DATA FOR PROCESSING
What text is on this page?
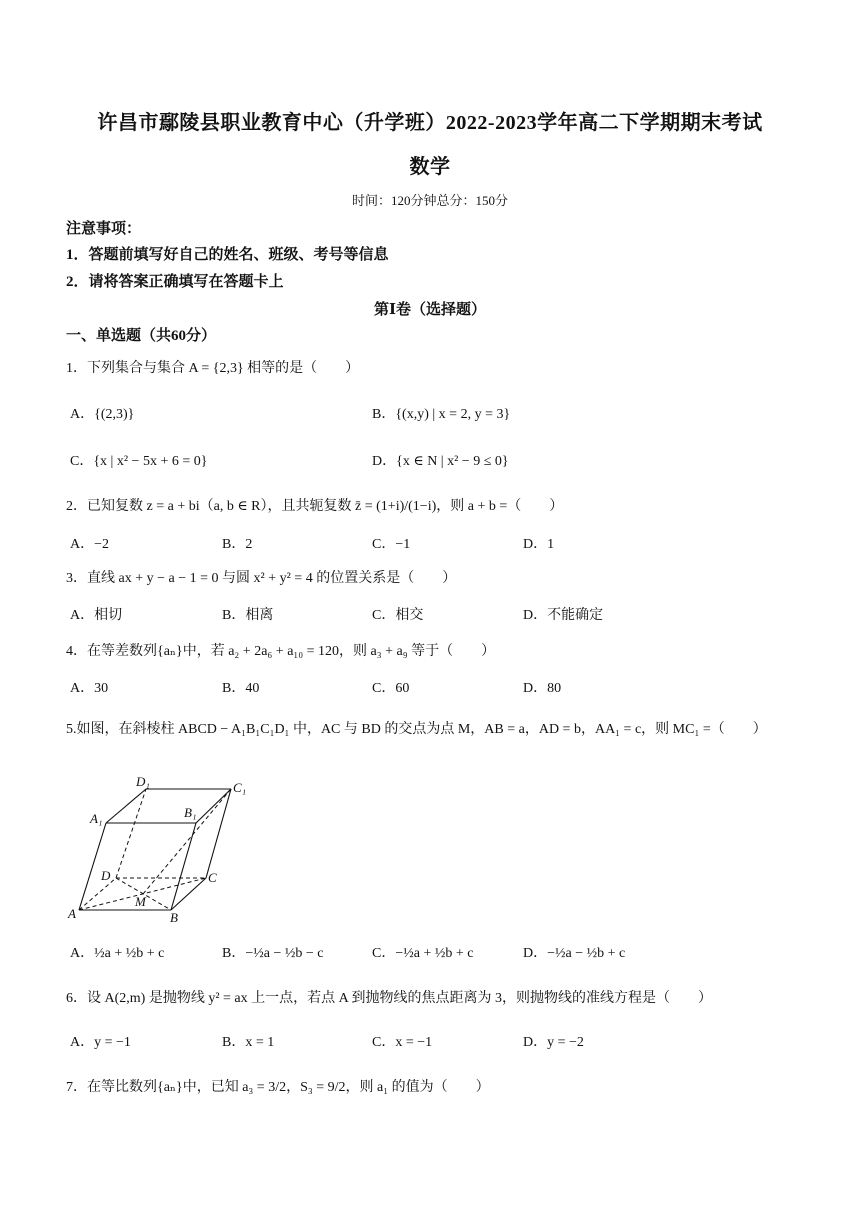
许昌市鄢陵县职业教育中心（升学班）2022-2023学年高二下学期期末考试
数学
时间：120分钟总分：150分
注意事项：
1．答题前填写好自己的姓名、班级、考号等信息
2．请将答案正确填写在答题卡上
第Ⅰ卷（选择题）
一、单选题（共60分）
1．下列集合与集合 A = {2,3} 相等的是（　　）
A．{(2,3)}	B．{(x,y) | x = 2, y = 3}
C．{x | x² − 5x + 6 = 0}	D．{x ∈ N | x² − 9 ≤ 0}
2．已知复数 z = a + bi（a, b ∈ R），且共轭复数 z̄ = (1+i)/(1−i)，则 a + b =（　　）
A．−2	B．2	C．−1	D．1
3．直线 ax + y − a − 1 = 0 与圆 x² + y² = 4 的位置关系是（　　）
A．相切	B．相离	C．相交	D．不能确定
4．在等差数列{aₙ}中，若 a₂ + 2a₆ + a₁₀ = 120，则 a₃ + a₉ 等于（　　）
A．30	B．40	C．60	D．80
5.如图，在斜棱柱 ABCD − A₁B₁C₁D₁ 中，AC 与 BD 的交点为点 M，AB = a，AD = b，AA₁ = c，则 MC₁ =（　　）
D₁	C₁
A₁	B₁
D	C
M
A	B
A．½a + ½b + c	B．−½a − ½b − c	C．−½a + ½b + c	D．−½a − ½b + c
6．设 A(2,m) 是抛物线 y² = ax 上一点，若点 A 到抛物线的焦点距离为 3，则抛物线的准线方程是（　　）
A．y = −1	B．x = 1	C．x = −1	D．y = −2
7．在等比数列{aₙ}中，已知 a₃ = 3/2，S₃ = 9/2，则 a₁ 的值为（　　）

WHAT IS EXPECTED
All the records need to be repeated exactly, with the images dropped.

RESULT
What text is on this page?
许昌市鄢陵县职业教育中心（升学班）2022-2023学年高二下学期期末考试
数学
时间：120分钟总分：150分
注意事项：
1．答题前填写好自己的姓名、班级、考号等信息
2．请将答案正确填写在答题卡上
第Ⅰ卷（选择题）
一、单选题（共60分）
1．下列集合与集合 A = {2,3} 相等的是（　　）
A．{(2,3)}	B．{(x,y) | x = 2, y = 3}
C．{x | x² − 5x + 6 = 0}	D．{x ∈ N | x² − 9 ≤ 0}
2．已知复数 z = a + bi（a, b ∈ R），且共轭复数 z̄ = (1+i)/(1−i)，则 a + b =（　　）
A．−2	B．2	C．−1	D．1
3．直线 ax + y − a − 1 = 0 与圆 x² + y² = 4 的位置关系是（　　）
A．相切	B．相离	C．相交	D．不能确定
4．在等差数列{aₙ}中，若 a₂ + 2a₆ + a₁₀ = 120，则 a₃ + a₉ 等于（　　）
A．30	B．40	C．60	D．80
5.如图，在斜棱柱 ABCD − A₁B₁C₁D₁ 中，AC 与 BD 的交点为点 M，AB = a，AD = b，AA₁ = c，则 MC₁ =（　　）
D₁	C₁
A₁	B₁
D	C
M
A	B
A．½a + ½b + c	B．−½a − ½b − c	C．−½a + ½b + c	D．−½a − ½b + c
6．设 A(2,m) 是抛物线 y² = ax 上一点，若点 A 到抛物线的焦点距离为 3，则抛物线的准线方程是（　　）
A．y = −1	B．x = 1	C．x = −1	D．y = −2
7．在等比数列{aₙ}中，已知 a₃ = 3/2，S₃ = 9/2，则 a₁ 的值为（　　）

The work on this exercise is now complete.